**Objective**
Look below and pull out each line with the word "Acceleration".
-- START OF Extracted information --
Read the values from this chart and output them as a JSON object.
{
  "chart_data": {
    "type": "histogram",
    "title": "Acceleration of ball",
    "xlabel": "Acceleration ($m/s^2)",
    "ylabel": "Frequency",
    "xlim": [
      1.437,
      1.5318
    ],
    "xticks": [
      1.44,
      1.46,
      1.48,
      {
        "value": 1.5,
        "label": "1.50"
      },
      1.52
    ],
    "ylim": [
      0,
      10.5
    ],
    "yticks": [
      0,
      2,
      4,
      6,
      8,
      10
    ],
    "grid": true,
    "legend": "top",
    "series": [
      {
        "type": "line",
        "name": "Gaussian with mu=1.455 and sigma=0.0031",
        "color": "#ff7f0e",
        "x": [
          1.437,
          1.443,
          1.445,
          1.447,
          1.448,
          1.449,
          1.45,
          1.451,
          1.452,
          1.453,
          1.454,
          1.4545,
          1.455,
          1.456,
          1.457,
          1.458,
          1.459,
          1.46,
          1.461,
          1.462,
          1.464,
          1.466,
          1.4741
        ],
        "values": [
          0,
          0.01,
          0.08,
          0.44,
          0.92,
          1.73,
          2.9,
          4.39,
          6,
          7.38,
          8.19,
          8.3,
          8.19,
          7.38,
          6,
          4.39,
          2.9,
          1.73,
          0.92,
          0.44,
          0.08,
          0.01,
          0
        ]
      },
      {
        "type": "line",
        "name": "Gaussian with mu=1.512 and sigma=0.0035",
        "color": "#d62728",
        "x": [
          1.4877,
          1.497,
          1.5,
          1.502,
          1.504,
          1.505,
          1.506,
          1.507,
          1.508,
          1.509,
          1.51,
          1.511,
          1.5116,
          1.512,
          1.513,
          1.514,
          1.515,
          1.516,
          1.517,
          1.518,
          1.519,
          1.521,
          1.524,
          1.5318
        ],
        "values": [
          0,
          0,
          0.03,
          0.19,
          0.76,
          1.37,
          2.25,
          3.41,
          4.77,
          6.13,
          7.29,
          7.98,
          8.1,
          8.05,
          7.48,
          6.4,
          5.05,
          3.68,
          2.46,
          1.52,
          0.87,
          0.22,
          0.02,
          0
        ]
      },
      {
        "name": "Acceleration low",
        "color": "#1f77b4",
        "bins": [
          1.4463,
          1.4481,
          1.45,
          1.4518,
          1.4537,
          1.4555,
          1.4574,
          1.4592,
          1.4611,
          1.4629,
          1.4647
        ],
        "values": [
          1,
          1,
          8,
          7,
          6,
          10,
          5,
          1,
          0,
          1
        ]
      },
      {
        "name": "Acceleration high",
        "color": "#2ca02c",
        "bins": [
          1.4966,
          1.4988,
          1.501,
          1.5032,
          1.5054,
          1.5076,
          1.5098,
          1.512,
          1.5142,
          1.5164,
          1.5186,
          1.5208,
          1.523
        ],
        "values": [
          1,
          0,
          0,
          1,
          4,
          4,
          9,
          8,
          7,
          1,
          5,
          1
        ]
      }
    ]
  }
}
-- END OF Extracted information --
**Solution below**
    "title": "Acceleration of ball",
    "xlabel": "Acceleration ($m/s^2)",
        "name": "Acceleration low",
        "name": "Acceleration high",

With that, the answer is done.